* BEGIN Entries supplied *

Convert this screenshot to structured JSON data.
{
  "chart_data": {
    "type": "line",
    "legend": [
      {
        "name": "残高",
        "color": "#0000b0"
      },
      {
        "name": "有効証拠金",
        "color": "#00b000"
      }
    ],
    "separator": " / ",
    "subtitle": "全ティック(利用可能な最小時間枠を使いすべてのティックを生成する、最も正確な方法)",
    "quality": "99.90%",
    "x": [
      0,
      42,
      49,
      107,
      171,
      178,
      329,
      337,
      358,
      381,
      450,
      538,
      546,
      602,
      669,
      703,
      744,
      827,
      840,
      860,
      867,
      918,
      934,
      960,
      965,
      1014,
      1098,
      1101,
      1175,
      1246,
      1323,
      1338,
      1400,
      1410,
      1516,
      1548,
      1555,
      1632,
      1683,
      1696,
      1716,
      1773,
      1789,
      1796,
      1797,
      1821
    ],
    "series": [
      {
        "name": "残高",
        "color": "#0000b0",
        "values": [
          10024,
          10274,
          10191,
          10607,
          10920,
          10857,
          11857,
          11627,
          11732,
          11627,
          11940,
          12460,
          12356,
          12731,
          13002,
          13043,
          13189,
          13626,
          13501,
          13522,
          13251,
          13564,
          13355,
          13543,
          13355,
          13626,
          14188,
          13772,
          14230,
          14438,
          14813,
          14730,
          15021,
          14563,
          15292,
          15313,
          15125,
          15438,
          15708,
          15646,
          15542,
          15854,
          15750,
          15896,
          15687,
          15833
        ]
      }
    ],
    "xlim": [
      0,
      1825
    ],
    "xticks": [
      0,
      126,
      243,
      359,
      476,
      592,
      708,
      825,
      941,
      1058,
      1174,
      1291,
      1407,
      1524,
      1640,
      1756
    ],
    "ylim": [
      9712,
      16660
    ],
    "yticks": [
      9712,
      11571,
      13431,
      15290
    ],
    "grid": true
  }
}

* END Entries supplied *

● Aim:
Which lines above contain "color"? Show each of them.

● Answer to the problem:
        "color": "#0000b0"
        "color": "#00b000"
        "color": "#0000b0",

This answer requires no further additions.